# start of Dataset extract
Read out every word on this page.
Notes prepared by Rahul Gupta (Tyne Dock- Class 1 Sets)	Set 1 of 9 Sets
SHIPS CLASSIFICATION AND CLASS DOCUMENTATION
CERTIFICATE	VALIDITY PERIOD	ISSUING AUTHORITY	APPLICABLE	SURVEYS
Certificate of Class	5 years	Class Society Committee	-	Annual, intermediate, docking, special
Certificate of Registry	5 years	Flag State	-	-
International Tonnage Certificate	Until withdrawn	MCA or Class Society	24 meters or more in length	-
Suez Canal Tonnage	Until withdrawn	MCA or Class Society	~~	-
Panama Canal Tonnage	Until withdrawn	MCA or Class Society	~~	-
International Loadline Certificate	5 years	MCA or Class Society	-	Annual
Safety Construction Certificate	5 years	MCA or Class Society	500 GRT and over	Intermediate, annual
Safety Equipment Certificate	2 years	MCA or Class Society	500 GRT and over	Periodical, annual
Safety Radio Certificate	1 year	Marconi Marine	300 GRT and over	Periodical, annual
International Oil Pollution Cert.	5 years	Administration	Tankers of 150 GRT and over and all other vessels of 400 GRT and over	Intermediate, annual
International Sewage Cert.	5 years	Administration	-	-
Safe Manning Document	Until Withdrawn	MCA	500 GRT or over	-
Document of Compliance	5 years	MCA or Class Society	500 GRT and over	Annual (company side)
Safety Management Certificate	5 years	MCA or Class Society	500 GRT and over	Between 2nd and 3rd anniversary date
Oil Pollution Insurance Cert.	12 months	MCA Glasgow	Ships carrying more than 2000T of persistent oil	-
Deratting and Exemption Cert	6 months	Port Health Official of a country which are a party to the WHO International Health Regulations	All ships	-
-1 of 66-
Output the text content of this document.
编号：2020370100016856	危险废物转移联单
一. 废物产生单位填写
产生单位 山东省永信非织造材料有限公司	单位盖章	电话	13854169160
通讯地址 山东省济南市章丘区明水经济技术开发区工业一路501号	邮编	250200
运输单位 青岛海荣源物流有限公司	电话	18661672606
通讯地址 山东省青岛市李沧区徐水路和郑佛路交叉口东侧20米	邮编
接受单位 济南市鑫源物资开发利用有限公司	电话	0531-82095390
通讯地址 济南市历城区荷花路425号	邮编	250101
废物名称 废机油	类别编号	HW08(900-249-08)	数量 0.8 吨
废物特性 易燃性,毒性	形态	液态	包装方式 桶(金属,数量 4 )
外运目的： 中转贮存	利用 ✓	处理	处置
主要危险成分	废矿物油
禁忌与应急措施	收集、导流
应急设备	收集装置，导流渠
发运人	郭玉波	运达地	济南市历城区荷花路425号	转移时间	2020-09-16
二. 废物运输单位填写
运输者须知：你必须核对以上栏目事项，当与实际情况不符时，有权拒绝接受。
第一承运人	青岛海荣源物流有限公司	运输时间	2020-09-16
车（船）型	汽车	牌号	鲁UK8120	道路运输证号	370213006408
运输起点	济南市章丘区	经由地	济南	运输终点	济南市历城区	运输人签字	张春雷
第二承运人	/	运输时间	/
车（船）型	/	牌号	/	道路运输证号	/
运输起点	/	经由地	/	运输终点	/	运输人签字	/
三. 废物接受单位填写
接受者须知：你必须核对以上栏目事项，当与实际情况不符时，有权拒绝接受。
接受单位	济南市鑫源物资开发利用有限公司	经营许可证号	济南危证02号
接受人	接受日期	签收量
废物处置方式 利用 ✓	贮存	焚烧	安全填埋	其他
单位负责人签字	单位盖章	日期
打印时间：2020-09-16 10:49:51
# end of Dataset extract
## Instructions to follow
Report how many lines above hold the string "运输起点", giving nothing but the number.

## Result of the exercise
2